RECORDED INFORMATION -
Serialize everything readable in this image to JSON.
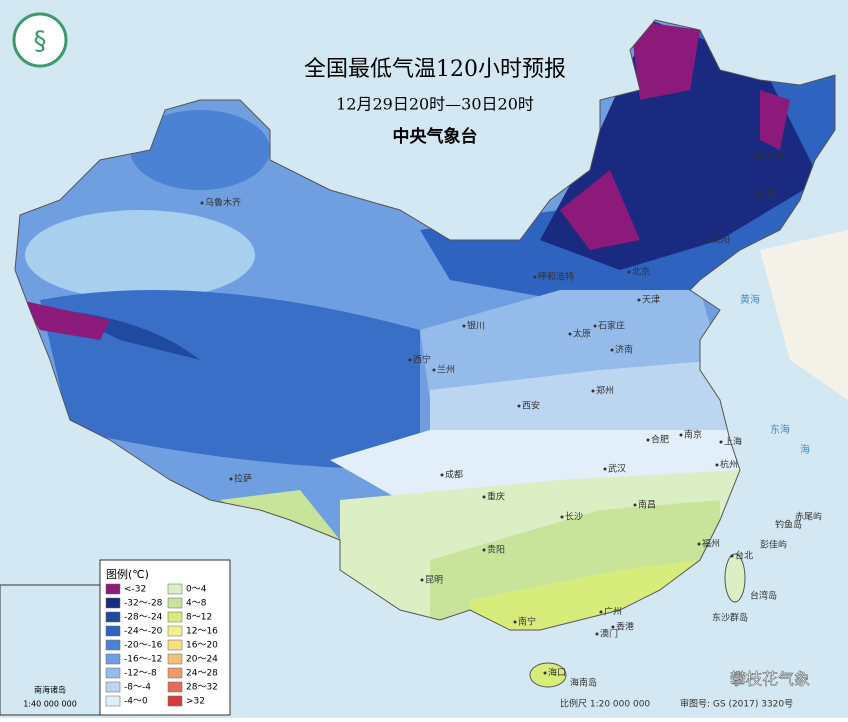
{
  "header": {
    "title": "全国最低气温120小时预报",
    "subtitle": "12月29日20时—30日20时",
    "agency": "中央气象台"
  },
  "legend": {
    "title": "图例(℃)",
    "items": [
      {
        "label": "<-32",
        "color": "#8b1a7a"
      },
      {
        "label": "-32～-28",
        "color": "#1a2a80"
      },
      {
        "label": "-28～-24",
        "color": "#1f4aa0"
      },
      {
        "label": "-24～-20",
        "color": "#2e63c0"
      },
      {
        "label": "-20～-16",
        "color": "#4b82d4"
      },
      {
        "label": "-16～-12",
        "color": "#6f9fe0"
      },
      {
        "label": "-12～-8",
        "color": "#94bbe9"
      },
      {
        "label": "-8～-4",
        "color": "#bcd6f2"
      },
      {
        "label": "-4～0",
        "color": "#e2eef9"
      },
      {
        "label": "0～4",
        "color": "#dcefc4"
      },
      {
        "label": "4～8",
        "color": "#c8e49a"
      },
      {
        "label": "8～12",
        "color": "#d7ec7a"
      },
      {
        "label": "12～16",
        "color": "#f2f08a"
      },
      {
        "label": "16～20",
        "color": "#f5e17f"
      },
      {
        "label": "20～24",
        "color": "#f3c07b"
      },
      {
        "label": "24～28",
        "color": "#ee9a6a"
      },
      {
        "label": "28～32",
        "color": "#e46a5c"
      },
      {
        "label": ">32",
        "color": "#d83b3b"
      }
    ]
  },
  "cities": [
    "哈尔滨",
    "长春",
    "沈阳",
    "乌鲁木齐",
    "呼和浩特",
    "北京",
    "天津",
    "石家庄",
    "太原",
    "银川",
    "济南",
    "西宁",
    "兰州",
    "郑州",
    "西安",
    "合肥",
    "南京",
    "上海",
    "杭州",
    "武汉",
    "拉萨",
    "成都",
    "重庆",
    "长沙",
    "南昌",
    "福州",
    "贵阳",
    "昆明",
    "台北",
    "南宁",
    "广州",
    "香港",
    "澳门",
    "海口"
  ],
  "islands": [
    "台湾岛",
    "钓鱼岛",
    "赤尾屿",
    "彭佳屿",
    "东沙群岛",
    "海南岛"
  ],
  "seas": [
    "黄海",
    "东海",
    "海"
  ],
  "inset": {
    "title": "南海诸岛",
    "scale": "1:40 000 000"
  },
  "footer": {
    "scale": "比例尺 1:20 000 000",
    "approval": "审图号: GS (2017) 3320号",
    "watermark": "攀枝花气象"
  }
}
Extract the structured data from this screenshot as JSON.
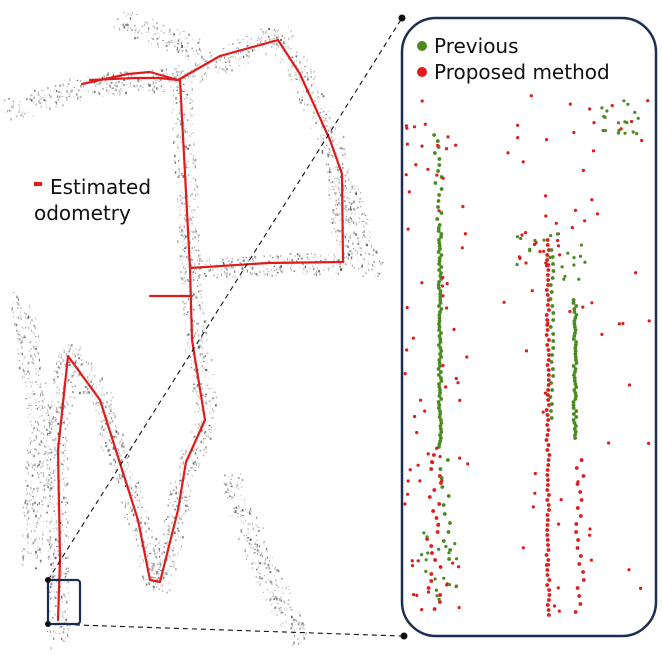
{
  "left_legend": {
    "line1": "Estimated",
    "line2": "odometry",
    "color": "#e01b1b"
  },
  "zoom_legend": {
    "previous": "Previous",
    "previous_color": "#4b8a1e",
    "proposed": "Proposed method",
    "proposed_color": "#e01b1b"
  },
  "frame_color": "#1b2f55"
}
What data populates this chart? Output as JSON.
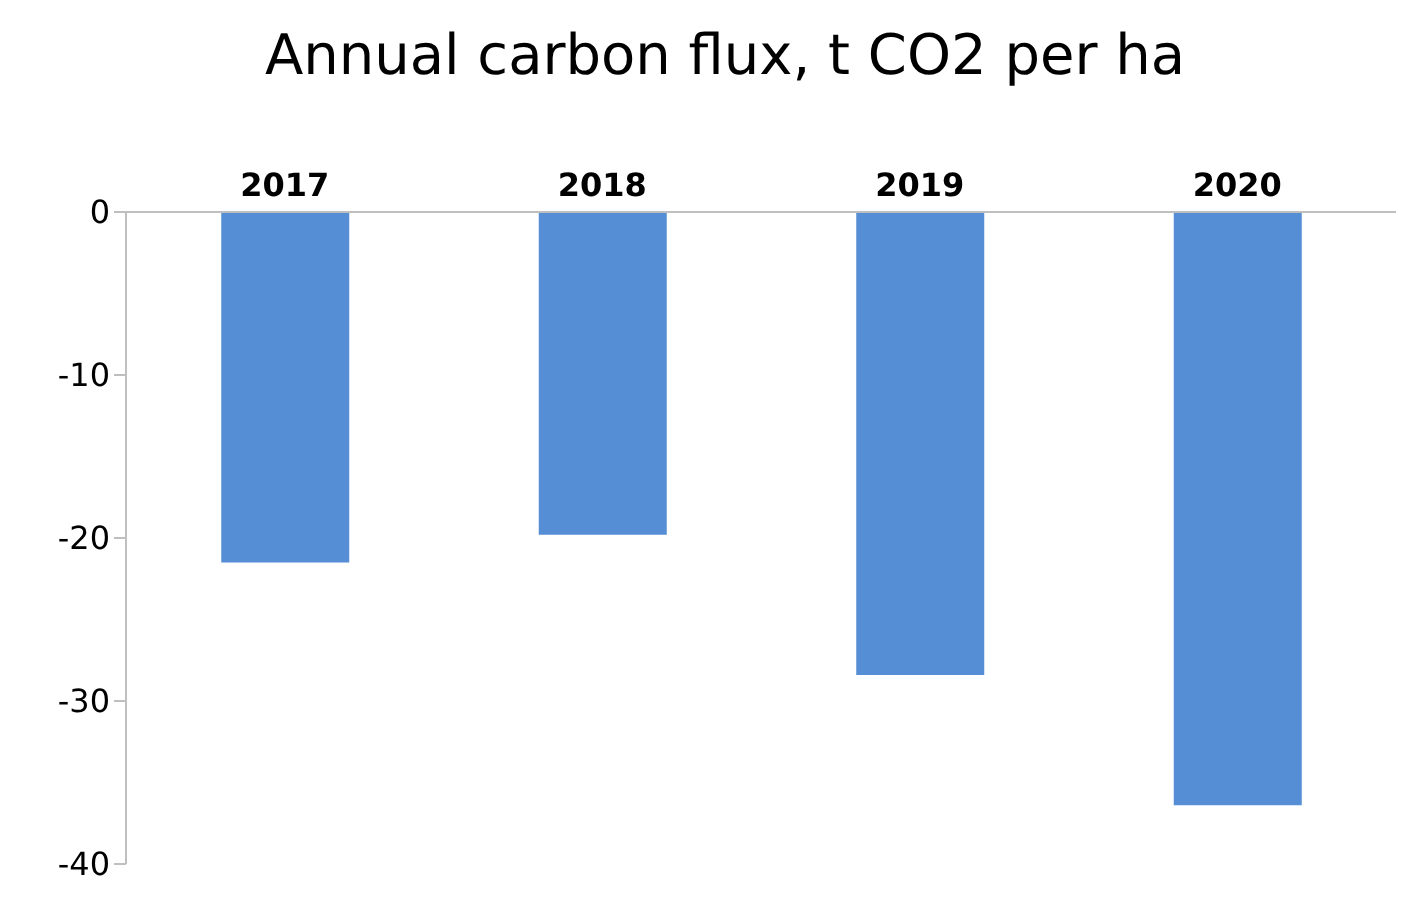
{
  "chart_data": {
    "type": "bar",
    "title": "Annual carbon flux, t CO2 per ha",
    "categories": [
      "2017",
      "2018",
      "2019",
      "2020"
    ],
    "values": [
      -21.5,
      -19.8,
      -28.4,
      -36.4
    ],
    "color": "#558ed5",
    "ylim": [
      -40,
      0
    ],
    "yticks": [
      -40,
      -30,
      -20,
      -10,
      0
    ],
    "grid": false
  }
}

INSTRUCTIONS TO FOLLOW - Look above for every line with the word "scale" and copy it.

FINAL RESULT -
    "scale": "1:40 000 000"
    "scale": "比例尺 1:20 000 000",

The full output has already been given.